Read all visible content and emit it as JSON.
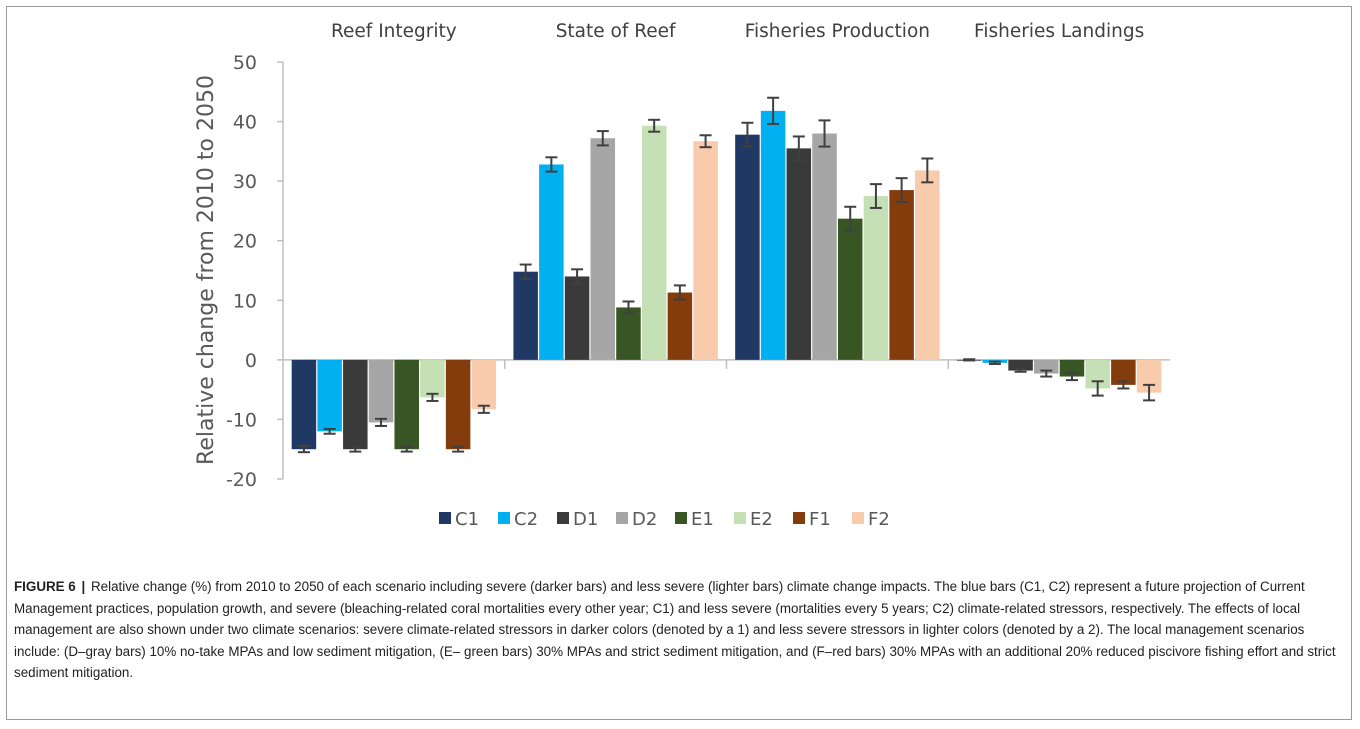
{
  "chart_data": {
    "type": "bar",
    "ylabel": "Relative change from 2010 to 2050",
    "ylim": [
      -20,
      50
    ],
    "yticks": [
      -20,
      -10,
      0,
      10,
      20,
      30,
      40,
      50
    ],
    "categories": [
      "Reef Integrity",
      "State of Reef",
      "Fisheries Production",
      "Fisheries Landings"
    ],
    "grid": false,
    "legend_position": "bottom",
    "error_bars": true,
    "series": [
      {
        "name": "C1",
        "color": "#1f3864",
        "values": [
          -15.0,
          14.8,
          37.8,
          0.0
        ],
        "errors": [
          0.5,
          1.2,
          2.0,
          0.1
        ]
      },
      {
        "name": "C2",
        "color": "#00b0f0",
        "values": [
          -12.0,
          32.8,
          41.8,
          -0.5
        ],
        "errors": [
          0.4,
          1.2,
          2.2,
          0.2
        ]
      },
      {
        "name": "D1",
        "color": "#3a3a3a",
        "values": [
          -15.0,
          14.0,
          35.5,
          -1.8
        ],
        "errors": [
          0.4,
          1.2,
          2.0,
          0.2
        ]
      },
      {
        "name": "D2",
        "color": "#a6a6a6",
        "values": [
          -10.5,
          37.2,
          38.0,
          -2.3
        ],
        "errors": [
          0.6,
          1.2,
          2.2,
          0.5
        ]
      },
      {
        "name": "E1",
        "color": "#375623",
        "values": [
          -15.0,
          8.8,
          23.7,
          -2.8
        ],
        "errors": [
          0.4,
          1.0,
          2.0,
          0.6
        ]
      },
      {
        "name": "E2",
        "color": "#c5e0b4",
        "values": [
          -6.3,
          39.3,
          27.5,
          -4.8
        ],
        "errors": [
          0.6,
          1.0,
          2.0,
          1.2
        ]
      },
      {
        "name": "F1",
        "color": "#843c0c",
        "values": [
          -15.0,
          11.3,
          28.5,
          -4.2
        ],
        "errors": [
          0.4,
          1.2,
          2.0,
          0.6
        ]
      },
      {
        "name": "F2",
        "color": "#f8cbad",
        "values": [
          -8.3,
          36.7,
          31.8,
          -5.5
        ],
        "errors": [
          0.6,
          1.0,
          2.0,
          1.3
        ]
      }
    ]
  },
  "caption": {
    "label": "FIGURE 6",
    "separator": "|",
    "text": "Relative change (%) from 2010 to 2050 of each scenario including severe (darker bars) and less severe (lighter bars) climate change impacts. The blue bars (C1, C2) represent a future projection of Current Management practices, population growth, and severe (bleaching-related coral mortalities every other year; C1) and less severe (mortalities every 5 years; C2) climate-related stressors, respectively. The effects of local management are also shown under two climate scenarios: severe climate-related stressors in darker colors (denoted by a 1) and less severe stressors in lighter colors (denoted by a 2). The local management scenarios include: (D–gray bars) 10% no-take MPAs and low sediment mitigation, (E– green bars) 30% MPAs and strict sediment mitigation, and (F–red bars) 30% MPAs with an additional 20% reduced piscivore fishing effort and strict sediment mitigation."
  }
}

============================================================

> [Written instruction] Select the lines from the entries that include the word "name".

> [Result of the exercise]
        "name": "C1",
        "name": "C2",
        "name": "D1",
        "name": "D2",
        "name": "E1",
        "name": "E2",
        "name": "F1",
        "name": "F2",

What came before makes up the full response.